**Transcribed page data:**
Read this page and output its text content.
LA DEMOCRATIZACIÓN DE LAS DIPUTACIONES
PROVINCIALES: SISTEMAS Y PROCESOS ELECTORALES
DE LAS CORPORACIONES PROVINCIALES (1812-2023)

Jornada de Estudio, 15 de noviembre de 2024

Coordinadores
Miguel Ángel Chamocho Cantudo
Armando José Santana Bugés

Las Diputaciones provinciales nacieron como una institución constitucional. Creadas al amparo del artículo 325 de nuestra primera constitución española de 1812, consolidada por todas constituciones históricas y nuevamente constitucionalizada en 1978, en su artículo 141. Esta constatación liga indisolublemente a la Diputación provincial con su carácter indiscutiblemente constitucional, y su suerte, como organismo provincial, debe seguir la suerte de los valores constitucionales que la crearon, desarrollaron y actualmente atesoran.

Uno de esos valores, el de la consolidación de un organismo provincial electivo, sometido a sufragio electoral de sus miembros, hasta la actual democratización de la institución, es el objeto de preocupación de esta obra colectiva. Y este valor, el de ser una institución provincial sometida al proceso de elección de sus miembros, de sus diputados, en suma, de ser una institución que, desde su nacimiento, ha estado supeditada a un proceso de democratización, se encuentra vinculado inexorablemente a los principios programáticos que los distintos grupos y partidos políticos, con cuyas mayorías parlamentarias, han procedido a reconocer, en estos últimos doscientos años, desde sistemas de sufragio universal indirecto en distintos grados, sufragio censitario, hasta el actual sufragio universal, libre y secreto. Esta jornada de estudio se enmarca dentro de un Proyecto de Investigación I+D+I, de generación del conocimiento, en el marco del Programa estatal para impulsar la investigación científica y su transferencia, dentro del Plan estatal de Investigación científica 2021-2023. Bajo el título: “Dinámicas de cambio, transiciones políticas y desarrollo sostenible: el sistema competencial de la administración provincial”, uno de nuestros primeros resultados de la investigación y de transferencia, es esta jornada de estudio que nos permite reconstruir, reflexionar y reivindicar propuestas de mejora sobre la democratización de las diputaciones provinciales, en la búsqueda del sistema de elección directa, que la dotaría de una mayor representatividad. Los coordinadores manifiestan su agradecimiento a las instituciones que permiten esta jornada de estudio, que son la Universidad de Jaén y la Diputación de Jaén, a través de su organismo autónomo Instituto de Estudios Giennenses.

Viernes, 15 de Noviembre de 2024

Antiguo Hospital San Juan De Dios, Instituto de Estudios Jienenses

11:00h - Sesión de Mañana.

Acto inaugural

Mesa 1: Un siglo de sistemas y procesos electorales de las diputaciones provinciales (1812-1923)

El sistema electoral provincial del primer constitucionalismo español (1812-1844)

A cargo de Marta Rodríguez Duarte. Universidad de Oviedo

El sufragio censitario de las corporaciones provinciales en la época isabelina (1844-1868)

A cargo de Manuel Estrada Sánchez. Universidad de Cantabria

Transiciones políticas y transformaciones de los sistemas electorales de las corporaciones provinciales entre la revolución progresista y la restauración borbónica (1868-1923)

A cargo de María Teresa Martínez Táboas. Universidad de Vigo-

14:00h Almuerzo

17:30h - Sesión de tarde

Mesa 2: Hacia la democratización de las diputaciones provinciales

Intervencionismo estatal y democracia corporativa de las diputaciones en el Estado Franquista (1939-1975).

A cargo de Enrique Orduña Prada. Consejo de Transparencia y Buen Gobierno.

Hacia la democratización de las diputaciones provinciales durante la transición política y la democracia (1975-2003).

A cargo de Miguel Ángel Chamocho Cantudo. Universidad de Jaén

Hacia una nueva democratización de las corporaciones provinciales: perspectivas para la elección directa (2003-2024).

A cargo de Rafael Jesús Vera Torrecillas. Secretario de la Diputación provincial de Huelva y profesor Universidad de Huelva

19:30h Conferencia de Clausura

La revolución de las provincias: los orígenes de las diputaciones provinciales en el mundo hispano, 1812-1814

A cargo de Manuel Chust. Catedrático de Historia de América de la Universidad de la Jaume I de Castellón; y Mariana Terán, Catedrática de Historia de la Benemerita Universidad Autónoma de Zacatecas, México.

**Work request:**
The whole set of records needs to be written out exactly.

**Exercise answer:**
Read this page and output its text content.
LA DEMOCRATIZACIÓN DE LAS DIPUTACIONES
PROVINCIALES: SISTEMAS Y PROCESOS ELECTORALES
DE LAS CORPORACIONES PROVINCIALES (1812-2023)

Jornada de Estudio, 15 de noviembre de 2024

Coordinadores
Miguel Ángel Chamocho Cantudo
Armando José Santana Bugés

Las Diputaciones provinciales nacieron como una institución constitucional. Creadas al amparo del artículo 325 de nuestra primera constitución española de 1812, consolidada por todas constituciones históricas y nuevamente constitucionalizada en 1978, en su artículo 141. Esta constatación liga indisolublemente a la Diputación provincial con su carácter indiscutiblemente constitucional, y su suerte, como organismo provincial, debe seguir la suerte de los valores constitucionales que la crearon, desarrollaron y actualmente atesoran.

Uno de esos valores, el de la consolidación de un organismo provincial electivo, sometido a sufragio electoral de sus miembros, hasta la actual democratización de la institución, es el objeto de preocupación de esta obra colectiva. Y este valor, el de ser una institución provincial sometida al proceso de elección de sus miembros, de sus diputados, en suma, de ser una institución que, desde su nacimiento, ha estado supeditada a un proceso de democratización, se encuentra vinculado inexorablemente a los principios programáticos que los distintos grupos y partidos políticos, con cuyas mayorías parlamentarias, han procedido a reconocer, en estos últimos doscientos años, desde sistemas de sufragio universal indirecto en distintos grados, sufragio censitario, hasta el actual sufragio universal, libre y secreto. Esta jornada de estudio se enmarca dentro de un Proyecto de Investigación I+D+I, de generación del conocimiento, en el marco del Programa estatal para impulsar la investigación científica y su transferencia, dentro del Plan estatal de Investigación científica 2021-2023. Bajo el título: “Dinámicas de cambio, transiciones políticas y desarrollo sostenible: el sistema competencial de la administración provincial”, uno de nuestros primeros resultados de la investigación y de transferencia, es esta jornada de estudio que nos permite reconstruir, reflexionar y reivindicar propuestas de mejora sobre la democratización de las diputaciones provinciales, en la búsqueda del sistema de elección directa, que la dotaría de una mayor representatividad. Los coordinadores manifiestan su agradecimiento a las instituciones que permiten esta jornada de estudio, que son la Universidad de Jaén y la Diputación de Jaén, a través de su organismo autónomo Instituto de Estudios Giennenses.

Viernes, 15 de Noviembre de 2024

Antiguo Hospital San Juan De Dios, Instituto de Estudios Jienenses

11:00h - Sesión de Mañana.

Acto inaugural

Mesa 1: Un siglo de sistemas y procesos electorales de las diputaciones provinciales (1812-1923)

El sistema electoral provincial del primer constitucionalismo español (1812-1844)

A cargo de Marta Rodríguez Duarte. Universidad de Oviedo

El sufragio censitario de las corporaciones provinciales en la época isabelina (1844-1868)

A cargo de Manuel Estrada Sánchez. Universidad de Cantabria

Transiciones políticas y transformaciones de los sistemas electorales de las corporaciones provinciales entre la revolución progresista y la restauración borbónica (1868-1923)

A cargo de María Teresa Martínez Táboas. Universidad de Vigo-

14:00h Almuerzo

17:30h - Sesión de tarde

Mesa 2: Hacia la democratización de las diputaciones provinciales

Intervencionismo estatal y democracia corporativa de las diputaciones en el Estado Franquista (1939-1975).

A cargo de Enrique Orduña Prada. Consejo de Transparencia y Buen Gobierno.

Hacia la democratización de las diputaciones provinciales durante la transición política y la democracia (1975-2003).

A cargo de Miguel Ángel Chamocho Cantudo. Universidad de Jaén

Hacia una nueva democratización de las corporaciones provinciales: perspectivas para la elección directa (2003-2024).

A cargo de Rafael Jesús Vera Torrecillas. Secretario de la Diputación provincial de Huelva y profesor Universidad de Huelva

19:30h Conferencia de Clausura

La revolución de las provincias: los orígenes de las diputaciones provinciales en el mundo hispano, 1812-1814

A cargo de Manuel Chust. Catedrático de Historia de América de la Universidad de la Jaume I de Castellón; y Mariana Terán, Catedrática de Historia de la Benemerita Universidad Autónoma de Zacatecas, México.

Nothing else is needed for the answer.